- Instruction -
Your task is to reproduce the material exactly.

- Data supplied -
'''

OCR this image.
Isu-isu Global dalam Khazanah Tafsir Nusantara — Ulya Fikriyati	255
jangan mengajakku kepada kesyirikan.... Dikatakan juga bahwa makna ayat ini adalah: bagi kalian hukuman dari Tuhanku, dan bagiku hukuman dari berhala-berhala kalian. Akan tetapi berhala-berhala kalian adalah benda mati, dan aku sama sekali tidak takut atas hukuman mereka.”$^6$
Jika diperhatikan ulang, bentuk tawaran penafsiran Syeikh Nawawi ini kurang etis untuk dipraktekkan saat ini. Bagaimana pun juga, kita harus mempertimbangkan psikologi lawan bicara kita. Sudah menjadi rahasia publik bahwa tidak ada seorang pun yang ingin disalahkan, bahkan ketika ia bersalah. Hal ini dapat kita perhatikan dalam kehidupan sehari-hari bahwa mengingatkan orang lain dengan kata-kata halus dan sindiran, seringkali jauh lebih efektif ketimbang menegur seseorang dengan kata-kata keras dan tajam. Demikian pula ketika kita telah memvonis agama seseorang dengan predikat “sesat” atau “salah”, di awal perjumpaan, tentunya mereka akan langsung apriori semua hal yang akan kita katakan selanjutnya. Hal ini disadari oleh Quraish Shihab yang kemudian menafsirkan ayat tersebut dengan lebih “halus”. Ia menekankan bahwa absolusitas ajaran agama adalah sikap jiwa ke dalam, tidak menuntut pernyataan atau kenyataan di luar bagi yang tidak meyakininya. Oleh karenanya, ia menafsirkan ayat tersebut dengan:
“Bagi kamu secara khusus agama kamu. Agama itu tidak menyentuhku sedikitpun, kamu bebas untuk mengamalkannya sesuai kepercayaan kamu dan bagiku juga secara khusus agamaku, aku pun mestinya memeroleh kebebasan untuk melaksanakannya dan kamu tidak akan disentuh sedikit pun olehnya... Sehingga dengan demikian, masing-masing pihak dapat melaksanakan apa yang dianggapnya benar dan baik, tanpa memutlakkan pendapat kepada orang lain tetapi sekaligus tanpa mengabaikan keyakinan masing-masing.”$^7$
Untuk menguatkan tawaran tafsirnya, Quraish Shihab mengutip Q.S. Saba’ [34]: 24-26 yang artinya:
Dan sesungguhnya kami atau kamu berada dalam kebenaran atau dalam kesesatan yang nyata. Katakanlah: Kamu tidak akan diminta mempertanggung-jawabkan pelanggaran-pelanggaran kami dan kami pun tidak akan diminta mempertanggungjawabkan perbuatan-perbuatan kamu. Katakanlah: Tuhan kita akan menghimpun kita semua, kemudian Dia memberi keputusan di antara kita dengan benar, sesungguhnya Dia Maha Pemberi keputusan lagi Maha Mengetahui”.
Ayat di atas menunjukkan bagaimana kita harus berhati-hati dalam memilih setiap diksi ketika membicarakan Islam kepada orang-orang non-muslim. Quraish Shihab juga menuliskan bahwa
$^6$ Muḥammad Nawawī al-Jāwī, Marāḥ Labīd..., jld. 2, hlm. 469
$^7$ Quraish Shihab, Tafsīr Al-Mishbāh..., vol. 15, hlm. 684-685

'''

- Output of the task -
OCR this image.
Isu-isu Global dalam Khazanah Tafsir Nusantara — Ulya Fikriyati	255
jangan mengajakku kepada kesyirikan.... Dikatakan juga bahwa makna ayat ini adalah: bagi kalian hukuman dari Tuhanku, dan bagiku hukuman dari berhala-berhala kalian. Akan tetapi berhala-berhala kalian adalah benda mati, dan aku sama sekali tidak takut atas hukuman mereka.”$^6$
Jika diperhatikan ulang, bentuk tawaran penafsiran Syeikh Nawawi ini kurang etis untuk dipraktekkan saat ini. Bagaimana pun juga, kita harus mempertimbangkan psikologi lawan bicara kita. Sudah menjadi rahasia publik bahwa tidak ada seorang pun yang ingin disalahkan, bahkan ketika ia bersalah. Hal ini dapat kita perhatikan dalam kehidupan sehari-hari bahwa mengingatkan orang lain dengan kata-kata halus dan sindiran, seringkali jauh lebih efektif ketimbang menegur seseorang dengan kata-kata keras dan tajam. Demikian pula ketika kita telah memvonis agama seseorang dengan predikat “sesat” atau “salah”, di awal perjumpaan, tentunya mereka akan langsung apriori semua hal yang akan kita katakan selanjutnya. Hal ini disadari oleh Quraish Shihab yang kemudian menafsirkan ayat tersebut dengan lebih “halus”. Ia menekankan bahwa absolusitas ajaran agama adalah sikap jiwa ke dalam, tidak menuntut pernyataan atau kenyataan di luar bagi yang tidak meyakininya. Oleh karenanya, ia menafsirkan ayat tersebut dengan:
“Bagi kamu secara khusus agama kamu. Agama itu tidak menyentuhku sedikitpun, kamu bebas untuk mengamalkannya sesuai kepercayaan kamu dan bagiku juga secara khusus agamaku, aku pun mestinya memeroleh kebebasan untuk melaksanakannya dan kamu tidak akan disentuh sedikit pun olehnya... Sehingga dengan demikian, masing-masing pihak dapat melaksanakan apa yang dianggapnya benar dan baik, tanpa memutlakkan pendapat kepada orang lain tetapi sekaligus tanpa mengabaikan keyakinan masing-masing.”$^7$
Untuk menguatkan tawaran tafsirnya, Quraish Shihab mengutip Q.S. Saba’ [34]: 24-26 yang artinya:
Dan sesungguhnya kami atau kamu berada dalam kebenaran atau dalam kesesatan yang nyata. Katakanlah: Kamu tidak akan diminta mempertanggung-jawabkan pelanggaran-pelanggaran kami dan kami pun tidak akan diminta mempertanggungjawabkan perbuatan-perbuatan kamu. Katakanlah: Tuhan kita akan menghimpun kita semua, kemudian Dia memberi keputusan di antara kita dengan benar, sesungguhnya Dia Maha Pemberi keputusan lagi Maha Mengetahui”.
Ayat di atas menunjukkan bagaimana kita harus berhati-hati dalam memilih setiap diksi ketika membicarakan Islam kepada orang-orang non-muslim. Quraish Shihab juga menuliskan bahwa
$^6$ Muḥammad Nawawī al-Jāwī, Marāḥ Labīd..., jld. 2, hlm. 469
$^7$ Quraish Shihab, Tafsīr Al-Mishbāh..., vol. 15, hlm. 684-685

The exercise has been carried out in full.